What you will do: Please repeat all of the lines that follow, exactly as written.
--
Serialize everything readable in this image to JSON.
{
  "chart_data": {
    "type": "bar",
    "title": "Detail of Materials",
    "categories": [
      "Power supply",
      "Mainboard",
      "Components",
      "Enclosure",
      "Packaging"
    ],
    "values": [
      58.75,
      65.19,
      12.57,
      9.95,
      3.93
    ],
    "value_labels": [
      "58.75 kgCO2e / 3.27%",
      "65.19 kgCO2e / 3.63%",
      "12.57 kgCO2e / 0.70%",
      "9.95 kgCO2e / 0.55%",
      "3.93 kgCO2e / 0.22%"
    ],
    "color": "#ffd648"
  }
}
--
Response below:
Serialize everything readable in this image to JSON.
{
  "chart_data": {
    "type": "bar",
    "title": "Detail of Materials",
    "categories": [
      "Power supply",
      "Mainboard",
      "Components",
      "Enclosure",
      "Packaging"
    ],
    "values": [
      58.75,
      65.19,
      12.57,
      9.95,
      3.93
    ],
    "value_labels": [
      "58.75 kgCO2e / 3.27%",
      "65.19 kgCO2e / 3.63%",
      "12.57 kgCO2e / 0.70%",
      "9.95 kgCO2e / 0.55%",
      "3.93 kgCO2e / 0.22%"
    ],
    "color": "#ffd648"
  }
}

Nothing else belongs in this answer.